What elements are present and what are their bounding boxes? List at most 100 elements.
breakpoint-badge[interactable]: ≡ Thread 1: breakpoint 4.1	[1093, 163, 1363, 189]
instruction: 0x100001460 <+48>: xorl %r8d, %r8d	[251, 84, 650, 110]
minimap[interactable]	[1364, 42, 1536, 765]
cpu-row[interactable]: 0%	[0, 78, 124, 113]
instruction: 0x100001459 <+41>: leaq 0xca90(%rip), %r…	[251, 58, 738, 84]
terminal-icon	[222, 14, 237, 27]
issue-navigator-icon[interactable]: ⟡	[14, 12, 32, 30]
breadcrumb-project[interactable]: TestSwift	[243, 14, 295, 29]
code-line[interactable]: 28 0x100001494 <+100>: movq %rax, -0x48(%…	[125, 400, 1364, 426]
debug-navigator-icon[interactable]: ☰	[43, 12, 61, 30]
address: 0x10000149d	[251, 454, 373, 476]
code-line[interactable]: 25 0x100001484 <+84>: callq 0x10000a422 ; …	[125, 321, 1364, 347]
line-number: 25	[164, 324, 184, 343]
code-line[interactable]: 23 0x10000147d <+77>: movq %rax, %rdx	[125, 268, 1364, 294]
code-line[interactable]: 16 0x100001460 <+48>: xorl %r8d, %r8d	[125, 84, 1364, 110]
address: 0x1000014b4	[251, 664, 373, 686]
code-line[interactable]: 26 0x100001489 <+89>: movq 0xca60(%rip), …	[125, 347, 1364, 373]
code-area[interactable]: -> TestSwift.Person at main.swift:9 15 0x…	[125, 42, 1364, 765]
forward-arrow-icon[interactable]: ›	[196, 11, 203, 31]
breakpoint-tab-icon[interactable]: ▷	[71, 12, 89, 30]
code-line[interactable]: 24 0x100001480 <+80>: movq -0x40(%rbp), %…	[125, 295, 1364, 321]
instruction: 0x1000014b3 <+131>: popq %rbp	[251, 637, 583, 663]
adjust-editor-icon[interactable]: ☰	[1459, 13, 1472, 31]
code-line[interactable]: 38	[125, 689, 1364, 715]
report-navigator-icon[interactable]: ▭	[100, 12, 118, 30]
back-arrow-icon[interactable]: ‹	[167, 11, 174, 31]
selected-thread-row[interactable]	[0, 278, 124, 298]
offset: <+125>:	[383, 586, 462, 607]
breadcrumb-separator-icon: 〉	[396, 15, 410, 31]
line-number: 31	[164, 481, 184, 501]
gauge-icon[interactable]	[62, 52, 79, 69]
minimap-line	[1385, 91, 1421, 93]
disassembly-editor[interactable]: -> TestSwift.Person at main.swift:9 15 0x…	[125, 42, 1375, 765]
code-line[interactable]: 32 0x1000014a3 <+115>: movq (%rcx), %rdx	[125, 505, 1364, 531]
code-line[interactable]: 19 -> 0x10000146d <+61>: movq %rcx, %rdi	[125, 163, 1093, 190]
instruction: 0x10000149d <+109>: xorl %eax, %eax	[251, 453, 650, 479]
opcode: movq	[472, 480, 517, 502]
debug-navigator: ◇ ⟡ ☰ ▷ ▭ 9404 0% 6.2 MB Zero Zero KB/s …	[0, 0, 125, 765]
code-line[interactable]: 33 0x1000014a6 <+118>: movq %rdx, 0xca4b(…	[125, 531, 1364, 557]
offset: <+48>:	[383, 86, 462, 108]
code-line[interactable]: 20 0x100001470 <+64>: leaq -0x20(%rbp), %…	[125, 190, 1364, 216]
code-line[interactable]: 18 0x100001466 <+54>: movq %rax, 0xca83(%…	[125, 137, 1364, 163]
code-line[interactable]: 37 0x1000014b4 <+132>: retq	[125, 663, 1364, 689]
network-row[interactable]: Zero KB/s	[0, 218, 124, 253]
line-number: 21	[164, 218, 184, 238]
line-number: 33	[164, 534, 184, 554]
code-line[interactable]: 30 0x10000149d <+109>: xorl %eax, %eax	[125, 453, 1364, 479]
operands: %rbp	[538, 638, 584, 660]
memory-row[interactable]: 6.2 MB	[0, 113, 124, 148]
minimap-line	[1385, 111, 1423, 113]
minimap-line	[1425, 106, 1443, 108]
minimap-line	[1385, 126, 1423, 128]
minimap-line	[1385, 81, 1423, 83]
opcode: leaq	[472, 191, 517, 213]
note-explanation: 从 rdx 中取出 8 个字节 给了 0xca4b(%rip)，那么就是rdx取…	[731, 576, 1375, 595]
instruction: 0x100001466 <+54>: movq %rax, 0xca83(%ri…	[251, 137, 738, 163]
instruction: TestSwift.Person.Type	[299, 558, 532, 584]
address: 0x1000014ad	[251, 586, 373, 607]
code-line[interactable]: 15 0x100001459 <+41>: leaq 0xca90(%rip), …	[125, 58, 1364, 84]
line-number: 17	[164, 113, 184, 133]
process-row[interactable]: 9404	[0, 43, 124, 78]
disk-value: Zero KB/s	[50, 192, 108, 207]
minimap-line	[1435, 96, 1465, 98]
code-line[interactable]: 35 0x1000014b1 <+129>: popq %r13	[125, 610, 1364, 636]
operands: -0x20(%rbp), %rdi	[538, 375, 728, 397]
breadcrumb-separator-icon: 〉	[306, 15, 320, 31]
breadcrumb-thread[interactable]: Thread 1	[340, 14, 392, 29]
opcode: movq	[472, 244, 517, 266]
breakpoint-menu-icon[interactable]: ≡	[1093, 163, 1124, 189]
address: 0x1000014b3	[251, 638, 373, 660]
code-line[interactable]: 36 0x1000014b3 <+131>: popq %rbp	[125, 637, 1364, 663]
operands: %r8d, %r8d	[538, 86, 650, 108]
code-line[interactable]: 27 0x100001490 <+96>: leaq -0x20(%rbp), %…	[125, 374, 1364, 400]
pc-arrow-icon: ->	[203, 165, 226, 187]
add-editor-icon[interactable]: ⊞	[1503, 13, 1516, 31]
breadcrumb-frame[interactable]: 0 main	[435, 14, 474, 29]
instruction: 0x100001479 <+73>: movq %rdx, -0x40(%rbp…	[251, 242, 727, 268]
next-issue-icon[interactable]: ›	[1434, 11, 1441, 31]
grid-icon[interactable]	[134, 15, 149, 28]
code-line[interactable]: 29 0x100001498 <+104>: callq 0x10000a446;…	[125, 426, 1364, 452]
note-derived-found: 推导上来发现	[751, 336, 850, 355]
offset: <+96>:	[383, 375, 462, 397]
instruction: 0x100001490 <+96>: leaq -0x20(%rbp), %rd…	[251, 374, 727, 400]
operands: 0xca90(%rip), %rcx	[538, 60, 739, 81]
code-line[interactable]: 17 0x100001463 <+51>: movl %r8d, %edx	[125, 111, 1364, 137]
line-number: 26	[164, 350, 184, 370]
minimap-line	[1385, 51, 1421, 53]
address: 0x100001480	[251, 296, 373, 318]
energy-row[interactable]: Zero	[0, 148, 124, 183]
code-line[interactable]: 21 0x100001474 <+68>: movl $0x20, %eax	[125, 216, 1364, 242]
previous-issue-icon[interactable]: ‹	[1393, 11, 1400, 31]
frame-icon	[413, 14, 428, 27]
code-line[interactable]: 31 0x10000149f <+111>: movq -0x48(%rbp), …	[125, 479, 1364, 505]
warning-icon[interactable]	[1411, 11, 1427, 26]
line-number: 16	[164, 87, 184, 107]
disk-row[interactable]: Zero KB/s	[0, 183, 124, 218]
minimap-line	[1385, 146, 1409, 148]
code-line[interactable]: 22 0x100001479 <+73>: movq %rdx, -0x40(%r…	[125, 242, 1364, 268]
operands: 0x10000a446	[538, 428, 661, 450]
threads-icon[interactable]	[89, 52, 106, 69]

━━━━━━━━━━━━━━━━━━━━━━━━━━━━━━

**Exercise brief**
Reproduce the lines verbatim, starting at the first line and ending at the line that contains "11, 203, 31]".

**Response below**
What elements are present and what are their bounding boxes? List at most 100 elements.
breakpoint-badge[interactable]: ≡ Thread 1: breakpoint 4.1	[1093, 163, 1363, 189]
instruction: 0x100001460 <+48>: xorl %r8d, %r8d	[251, 84, 650, 110]
minimap[interactable]	[1364, 42, 1536, 765]
cpu-row[interactable]: 0%	[0, 78, 124, 113]
instruction: 0x100001459 <+41>: leaq 0xca90(%rip), %r…	[251, 58, 738, 84]
terminal-icon	[222, 14, 237, 27]
issue-navigator-icon[interactable]: ⟡	[14, 12, 32, 30]
breadcrumb-project[interactable]: TestSwift	[243, 14, 295, 29]
code-line[interactable]: 28 0x100001494 <+100>: movq %rax, -0x48(%…	[125, 400, 1364, 426]
debug-navigator-icon[interactable]: ☰	[43, 12, 61, 30]
address: 0x10000149d	[251, 454, 373, 476]
code-line[interactable]: 25 0x100001484 <+84>: callq 0x10000a422 ; …	[125, 321, 1364, 347]
line-number: 25	[164, 324, 184, 343]
code-line[interactable]: 23 0x10000147d <+77>: movq %rax, %rdx	[125, 268, 1364, 294]
code-line[interactable]: 16 0x100001460 <+48>: xorl %r8d, %r8d	[125, 84, 1364, 110]
address: 0x1000014b4	[251, 664, 373, 686]
code-line[interactable]: 26 0x100001489 <+89>: movq 0xca60(%rip), …	[125, 347, 1364, 373]
code-area[interactable]: -> TestSwift.Person at main.swift:9 15 0x…	[125, 42, 1364, 765]
forward-arrow-icon[interactable]: ›	[196, 11, 203, 31]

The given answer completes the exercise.